Records from a data source:

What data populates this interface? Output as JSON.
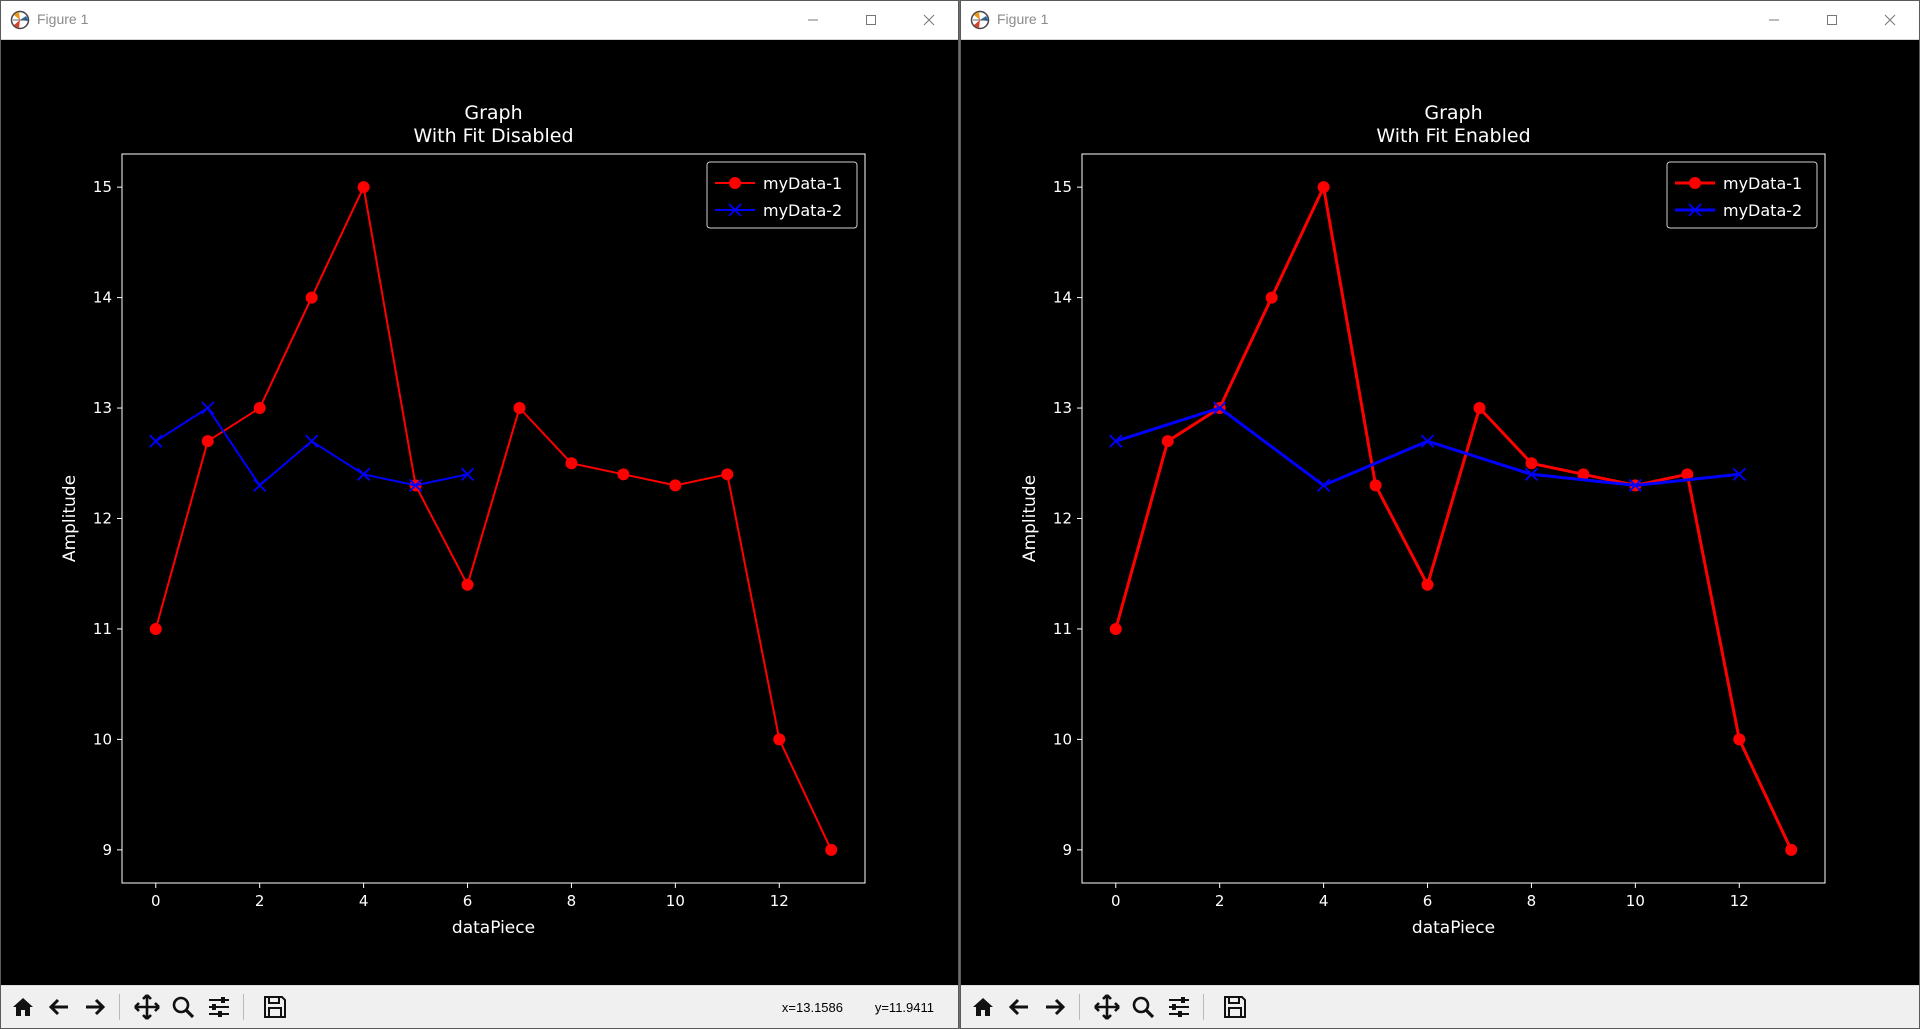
{
  "windows": [
    {
      "title": "Figure 1",
      "coord_readout": {
        "x": "x=13.1586",
        "y": "y=11.9411"
      }
    },
    {
      "title": "Figure 1",
      "coord_readout": {
        "x": "",
        "y": ""
      }
    }
  ],
  "toolbar": {
    "buttons": [
      "home-icon",
      "back-arrow-icon",
      "forward-arrow-icon",
      "pan-icon",
      "zoom-icon",
      "configure-subplots-icon",
      "save-icon"
    ]
  },
  "chart_data": [
    {
      "type": "line",
      "title": "Graph",
      "subtitle": "With Fit Disabled",
      "xlabel": "dataPiece",
      "ylabel": "Amplitude",
      "xlim": [
        -0.65,
        13.65
      ],
      "ylim": [
        8.7,
        15.3
      ],
      "xticks": [
        0,
        2,
        4,
        6,
        8,
        10,
        12
      ],
      "yticks": [
        9,
        10,
        11,
        12,
        13,
        14,
        15
      ],
      "background": "#000000",
      "legend_position": "top-right",
      "series": [
        {
          "name": "myData-1",
          "color": "#ff0000",
          "marker": "circle",
          "linewidth": 2,
          "x": [
            0,
            1,
            2,
            3,
            4,
            5,
            6,
            7,
            8,
            9,
            10,
            11,
            12,
            13
          ],
          "y": [
            11,
            12.7,
            13,
            14,
            15,
            12.3,
            11.4,
            13,
            12.5,
            12.4,
            12.3,
            12.4,
            10,
            9
          ]
        },
        {
          "name": "myData-2",
          "color": "#0000ff",
          "marker": "x",
          "linewidth": 2,
          "x": [
            0,
            1,
            2,
            3,
            4,
            5,
            6
          ],
          "y": [
            12.7,
            13,
            12.3,
            12.7,
            12.4,
            12.3,
            12.4
          ]
        }
      ]
    },
    {
      "type": "line",
      "title": "Graph",
      "subtitle": "With Fit Enabled",
      "xlabel": "dataPiece",
      "ylabel": "Amplitude",
      "xlim": [
        -0.65,
        13.65
      ],
      "ylim": [
        8.7,
        15.3
      ],
      "xticks": [
        0,
        2,
        4,
        6,
        8,
        10,
        12
      ],
      "yticks": [
        9,
        10,
        11,
        12,
        13,
        14,
        15
      ],
      "background": "#000000",
      "legend_position": "top-right",
      "series": [
        {
          "name": "myData-1",
          "color": "#ff0000",
          "marker": "circle",
          "linewidth": 3,
          "x": [
            0,
            1,
            2,
            3,
            4,
            5,
            6,
            7,
            8,
            9,
            10,
            11,
            12,
            13
          ],
          "y": [
            11,
            12.7,
            13,
            14,
            15,
            12.3,
            11.4,
            13,
            12.5,
            12.4,
            12.3,
            12.4,
            10,
            9
          ]
        },
        {
          "name": "myData-2",
          "color": "#0000ff",
          "marker": "x",
          "linewidth": 3,
          "x": [
            0,
            2,
            4,
            6,
            8,
            10,
            12
          ],
          "y": [
            12.7,
            13,
            12.3,
            12.7,
            12.4,
            12.3,
            12.4
          ]
        }
      ]
    }
  ]
}
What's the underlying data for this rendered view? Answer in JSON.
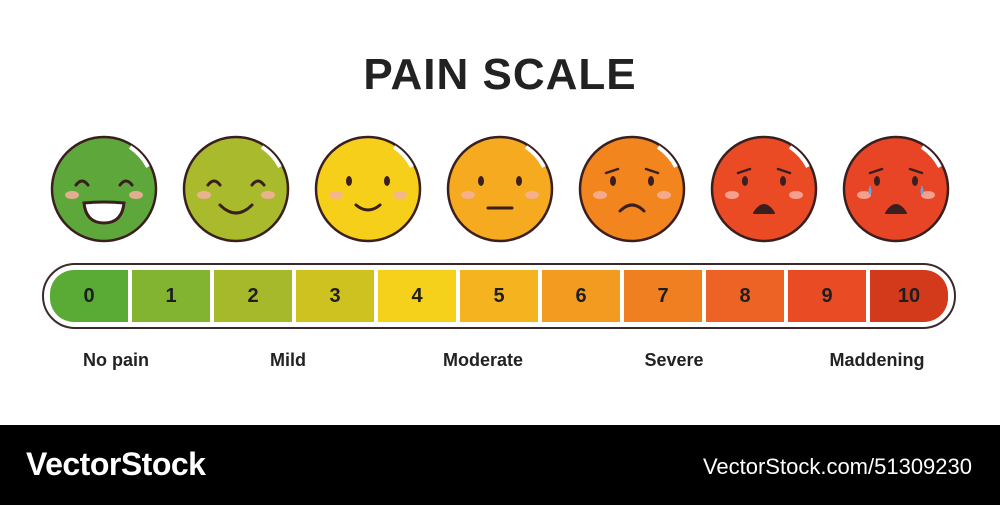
{
  "title": "PAIN SCALE",
  "faces": [
    {
      "name": "face-0-laughing",
      "color": "#5ea73b",
      "mood": "laughing"
    },
    {
      "name": "face-2-happy",
      "color": "#a9ba2d",
      "mood": "happy"
    },
    {
      "name": "face-4-smile",
      "color": "#f6cf1b",
      "mood": "smile"
    },
    {
      "name": "face-5-neutral",
      "color": "#f5aa1f",
      "mood": "neutral"
    },
    {
      "name": "face-6-sad",
      "color": "#f2851e",
      "mood": "sad"
    },
    {
      "name": "face-8-distressed",
      "color": "#ea4b25",
      "mood": "distressed"
    },
    {
      "name": "face-10-crying",
      "color": "#e84526",
      "mood": "crying"
    }
  ],
  "scale": [
    {
      "value": "0",
      "color": "#5aaa36"
    },
    {
      "value": "1",
      "color": "#82b431"
    },
    {
      "value": "2",
      "color": "#a6b92a"
    },
    {
      "value": "3",
      "color": "#cec220"
    },
    {
      "value": "4",
      "color": "#f6d11b"
    },
    {
      "value": "5",
      "color": "#f5b41f"
    },
    {
      "value": "6",
      "color": "#f29b20"
    },
    {
      "value": "7",
      "color": "#f07f22"
    },
    {
      "value": "8",
      "color": "#ec6325"
    },
    {
      "value": "9",
      "color": "#e94c25"
    },
    {
      "value": "10",
      "color": "#d33a1c"
    }
  ],
  "labels": [
    "No pain",
    "Mild",
    "Moderate",
    "Severe",
    "Maddening"
  ],
  "footer": {
    "brand": "VectorStock",
    "url": "VectorStock.com/51309230"
  }
}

• Your task
Retype every record above exactly as written, but leave out the pictures.

• Result
What data populates this interface? Output as JSON.
{
  "windows": [
    {
      "title": "Figure 1",
      "coord_readout": {
        "x": "x=13.1586",
        "y": "y=11.9411"
      }
    },
    {
      "title": "Figure 1",
      "coord_readout": {
        "x": "",
        "y": ""
      }
    }
  ],
  "toolbar": {
    "buttons": [
      "home-icon",
      "back-arrow-icon",
      "forward-arrow-icon",
      "pan-icon",
      "zoom-icon",
      "configure-subplots-icon",
      "save-icon"
    ]
  },
  "chart_data": [
    {
      "type": "line",
      "title": "Graph",
      "subtitle": "With Fit Disabled",
      "xlabel": "dataPiece",
      "ylabel": "Amplitude",
      "xlim": [
        -0.65,
        13.65
      ],
      "ylim": [
        8.7,
        15.3
      ],
      "xticks": [
        0,
        2,
        4,
        6,
        8,
        10,
        12
      ],
      "yticks": [
        9,
        10,
        11,
        12,
        13,
        14,
        15
      ],
      "background": "#000000",
      "legend_position": "top-right",
      "series": [
        {
          "name": "myData-1",
          "color": "#ff0000",
          "marker": "circle",
          "linewidth": 2,
          "x": [
            0,
            1,
            2,
            3,
            4,
            5,
            6,
            7,
            8,
            9,
            10,
            11,
            12,
            13
          ],
          "y": [
            11,
            12.7,
            13,
            14,
            15,
            12.3,
            11.4,
            13,
            12.5,
            12.4,
            12.3,
            12.4,
            10,
            9
          ]
        },
        {
          "name": "myData-2",
          "color": "#0000ff",
          "marker": "x",
          "linewidth": 2,
          "x": [
            0,
            1,
            2,
            3,
            4,
            5,
            6
          ],
          "y": [
            12.7,
            13,
            12.3,
            12.7,
            12.4,
            12.3,
            12.4
          ]
        }
      ]
    },
    {
      "type": "line",
      "title": "Graph",
      "subtitle": "With Fit Enabled",
      "xlabel": "dataPiece",
      "ylabel": "Amplitude",
      "xlim": [
        -0.65,
        13.65
      ],
      "ylim": [
        8.7,
        15.3
      ],
      "xticks": [
        0,
        2,
        4,
        6,
        8,
        10,
        12
      ],
      "yticks": [
        9,
        10,
        11,
        12,
        13,
        14,
        15
      ],
      "background": "#000000",
      "legend_position": "top-right",
      "series": [
        {
          "name": "myData-1",
          "color": "#ff0000",
          "marker": "circle",
          "linewidth": 3,
          "x": [
            0,
            1,
            2,
            3,
            4,
            5,
            6,
            7,
            8,
            9,
            10,
            11,
            12,
            13
          ],
          "y": [
            11,
            12.7,
            13,
            14,
            15,
            12.3,
            11.4,
            13,
            12.5,
            12.4,
            12.3,
            12.4,
            10,
            9
          ]
        },
        {
          "name": "myData-2",
          "color": "#0000ff",
          "marker": "x",
          "linewidth": 3,
          "x": [
            0,
            2,
            4,
            6,
            8,
            10,
            12
          ],
          "y": [
            12.7,
            13,
            12.3,
            12.7,
            12.4,
            12.3,
            12.4
          ]
        }
      ]
    }
  ]
}
What's the underlying data for this rendered view? Answer in JSON.
{
  "title": "PAIN SCALE",
  "faces": [
    {
      "name": "face-0-laughing",
      "color": "#5ea73b",
      "mood": "laughing"
    },
    {
      "name": "face-2-happy",
      "color": "#a9ba2d",
      "mood": "happy"
    },
    {
      "name": "face-4-smile",
      "color": "#f6cf1b",
      "mood": "smile"
    },
    {
      "name": "face-5-neutral",
      "color": "#f5aa1f",
      "mood": "neutral"
    },
    {
      "name": "face-6-sad",
      "color": "#f2851e",
      "mood": "sad"
    },
    {
      "name": "face-8-distressed",
      "color": "#ea4b25",
      "mood": "distressed"
    },
    {
      "name": "face-10-crying",
      "color": "#e84526",
      "mood": "crying"
    }
  ],
  "scale": [
    {
      "value": "0",
      "color": "#5aaa36"
    },
    {
      "value": "1",
      "color": "#82b431"
    },
    {
      "value": "2",
      "color": "#a6b92a"
    },
    {
      "value": "3",
      "color": "#cec220"
    },
    {
      "value": "4",
      "color": "#f6d11b"
    },
    {
      "value": "5",
      "color": "#f5b41f"
    },
    {
      "value": "6",
      "color": "#f29b20"
    },
    {
      "value": "7",
      "color": "#f07f22"
    },
    {
      "value": "8",
      "color": "#ec6325"
    },
    {
      "value": "9",
      "color": "#e94c25"
    },
    {
      "value": "10",
      "color": "#d33a1c"
    }
  ],
  "labels": [
    "No pain",
    "Mild",
    "Moderate",
    "Severe",
    "Maddening"
  ],
  "footer": {
    "brand": "VectorStock",
    "url": "VectorStock.com/51309230"
  }
}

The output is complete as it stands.